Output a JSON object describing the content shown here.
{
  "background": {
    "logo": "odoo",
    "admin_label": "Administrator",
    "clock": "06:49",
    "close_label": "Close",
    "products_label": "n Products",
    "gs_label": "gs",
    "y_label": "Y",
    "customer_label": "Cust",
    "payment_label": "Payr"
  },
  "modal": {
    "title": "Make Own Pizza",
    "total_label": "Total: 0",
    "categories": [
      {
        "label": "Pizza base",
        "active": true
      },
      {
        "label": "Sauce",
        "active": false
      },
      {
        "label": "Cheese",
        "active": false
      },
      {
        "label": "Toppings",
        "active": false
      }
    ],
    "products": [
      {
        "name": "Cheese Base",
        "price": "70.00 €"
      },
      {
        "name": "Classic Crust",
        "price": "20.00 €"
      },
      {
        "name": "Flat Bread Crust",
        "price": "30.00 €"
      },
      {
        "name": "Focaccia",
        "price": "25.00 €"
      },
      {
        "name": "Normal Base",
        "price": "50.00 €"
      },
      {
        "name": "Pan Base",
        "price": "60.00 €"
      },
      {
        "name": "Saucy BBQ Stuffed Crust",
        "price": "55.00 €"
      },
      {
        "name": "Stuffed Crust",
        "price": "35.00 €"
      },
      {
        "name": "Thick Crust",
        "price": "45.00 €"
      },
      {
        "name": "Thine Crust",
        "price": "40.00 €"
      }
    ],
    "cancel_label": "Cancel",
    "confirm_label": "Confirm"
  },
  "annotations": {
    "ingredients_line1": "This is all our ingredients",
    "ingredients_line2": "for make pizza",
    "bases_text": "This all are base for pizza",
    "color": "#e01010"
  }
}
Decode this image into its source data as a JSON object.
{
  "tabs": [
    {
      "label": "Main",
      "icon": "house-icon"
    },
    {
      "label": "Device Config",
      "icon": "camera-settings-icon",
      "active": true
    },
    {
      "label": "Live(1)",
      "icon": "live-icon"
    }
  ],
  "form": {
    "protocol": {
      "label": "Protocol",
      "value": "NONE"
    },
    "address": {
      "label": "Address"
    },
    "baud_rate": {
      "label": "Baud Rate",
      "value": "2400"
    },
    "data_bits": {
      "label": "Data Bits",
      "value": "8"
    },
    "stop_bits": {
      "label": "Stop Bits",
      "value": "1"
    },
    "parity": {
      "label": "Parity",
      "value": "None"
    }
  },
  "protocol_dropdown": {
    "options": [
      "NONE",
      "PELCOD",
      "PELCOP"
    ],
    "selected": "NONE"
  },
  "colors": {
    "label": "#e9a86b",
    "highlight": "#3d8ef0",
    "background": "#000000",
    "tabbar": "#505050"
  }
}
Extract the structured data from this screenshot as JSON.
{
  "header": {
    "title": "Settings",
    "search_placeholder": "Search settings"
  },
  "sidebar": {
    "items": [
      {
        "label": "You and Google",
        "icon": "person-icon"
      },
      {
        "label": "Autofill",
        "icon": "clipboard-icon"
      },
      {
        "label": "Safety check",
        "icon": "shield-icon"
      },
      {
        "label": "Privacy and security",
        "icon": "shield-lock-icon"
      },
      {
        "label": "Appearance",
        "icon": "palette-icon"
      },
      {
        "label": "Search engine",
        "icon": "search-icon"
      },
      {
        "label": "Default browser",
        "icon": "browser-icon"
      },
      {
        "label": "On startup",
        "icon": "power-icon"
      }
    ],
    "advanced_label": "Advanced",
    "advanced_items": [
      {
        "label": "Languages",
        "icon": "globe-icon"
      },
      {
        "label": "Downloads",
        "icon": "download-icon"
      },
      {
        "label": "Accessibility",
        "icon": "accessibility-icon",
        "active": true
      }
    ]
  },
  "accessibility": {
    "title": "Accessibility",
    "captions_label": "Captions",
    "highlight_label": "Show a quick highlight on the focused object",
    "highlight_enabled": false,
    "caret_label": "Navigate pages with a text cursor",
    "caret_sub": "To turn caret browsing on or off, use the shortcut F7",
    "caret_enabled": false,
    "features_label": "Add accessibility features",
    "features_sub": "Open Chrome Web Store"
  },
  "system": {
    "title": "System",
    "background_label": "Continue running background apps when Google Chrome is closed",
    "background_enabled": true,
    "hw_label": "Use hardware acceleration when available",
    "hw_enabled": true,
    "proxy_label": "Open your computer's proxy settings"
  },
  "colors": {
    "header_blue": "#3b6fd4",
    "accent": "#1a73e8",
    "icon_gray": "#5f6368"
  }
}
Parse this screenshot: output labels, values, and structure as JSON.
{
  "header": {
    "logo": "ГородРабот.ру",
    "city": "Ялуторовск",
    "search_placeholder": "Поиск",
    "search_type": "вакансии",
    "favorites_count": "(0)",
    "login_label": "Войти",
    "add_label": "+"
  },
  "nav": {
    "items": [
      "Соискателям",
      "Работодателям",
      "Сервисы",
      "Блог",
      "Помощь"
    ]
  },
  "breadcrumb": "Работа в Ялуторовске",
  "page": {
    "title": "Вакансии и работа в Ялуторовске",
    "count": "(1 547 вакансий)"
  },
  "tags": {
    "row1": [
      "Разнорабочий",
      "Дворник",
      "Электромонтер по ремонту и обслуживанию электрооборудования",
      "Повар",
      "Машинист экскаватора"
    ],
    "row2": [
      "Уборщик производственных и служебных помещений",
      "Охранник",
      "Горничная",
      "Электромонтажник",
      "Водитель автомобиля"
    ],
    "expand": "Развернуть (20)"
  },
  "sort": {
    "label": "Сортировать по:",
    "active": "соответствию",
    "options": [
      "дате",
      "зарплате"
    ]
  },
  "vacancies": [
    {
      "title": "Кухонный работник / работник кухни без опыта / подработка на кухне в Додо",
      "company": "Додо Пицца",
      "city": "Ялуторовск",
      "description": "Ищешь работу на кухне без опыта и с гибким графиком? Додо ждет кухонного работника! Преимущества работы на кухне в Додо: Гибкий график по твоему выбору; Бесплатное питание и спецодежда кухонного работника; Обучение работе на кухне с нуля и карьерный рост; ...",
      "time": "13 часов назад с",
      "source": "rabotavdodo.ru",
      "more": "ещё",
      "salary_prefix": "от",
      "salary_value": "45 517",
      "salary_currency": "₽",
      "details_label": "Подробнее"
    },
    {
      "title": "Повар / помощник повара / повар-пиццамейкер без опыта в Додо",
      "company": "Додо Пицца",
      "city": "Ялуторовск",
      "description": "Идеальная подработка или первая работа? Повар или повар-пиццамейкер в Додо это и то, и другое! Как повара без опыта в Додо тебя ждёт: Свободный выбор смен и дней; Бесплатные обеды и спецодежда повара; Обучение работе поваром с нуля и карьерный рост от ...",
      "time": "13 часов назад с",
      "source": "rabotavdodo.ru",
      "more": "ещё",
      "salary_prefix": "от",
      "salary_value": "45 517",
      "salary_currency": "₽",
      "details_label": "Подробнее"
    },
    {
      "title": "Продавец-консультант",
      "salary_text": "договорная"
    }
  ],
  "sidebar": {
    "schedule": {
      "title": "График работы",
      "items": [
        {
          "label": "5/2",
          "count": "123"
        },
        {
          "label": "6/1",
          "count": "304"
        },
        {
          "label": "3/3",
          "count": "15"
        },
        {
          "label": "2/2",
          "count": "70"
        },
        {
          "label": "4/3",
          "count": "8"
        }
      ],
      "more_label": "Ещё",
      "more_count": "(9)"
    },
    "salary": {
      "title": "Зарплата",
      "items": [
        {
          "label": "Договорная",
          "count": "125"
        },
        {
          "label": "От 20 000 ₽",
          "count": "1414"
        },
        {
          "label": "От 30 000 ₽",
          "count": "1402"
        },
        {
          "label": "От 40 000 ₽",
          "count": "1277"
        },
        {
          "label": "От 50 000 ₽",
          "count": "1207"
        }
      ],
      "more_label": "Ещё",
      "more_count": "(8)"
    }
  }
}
____________
> _Challenge_:
Copy every line that includes the string "name" from the material above.

> _Answer in full_:
        "name": "Cheese Base",
        "name": "Classic Crust",
        "name": "Flat Bread Crust",
        "name": "Focaccia",
        "name": "Normal Base",
        "name": "Pan Base",
        "name": "Saucy BBQ Stuffed Crust",
        "name": "Stuffed Crust",
        "name": "Thick Crust",
        "name": "Thine Crust",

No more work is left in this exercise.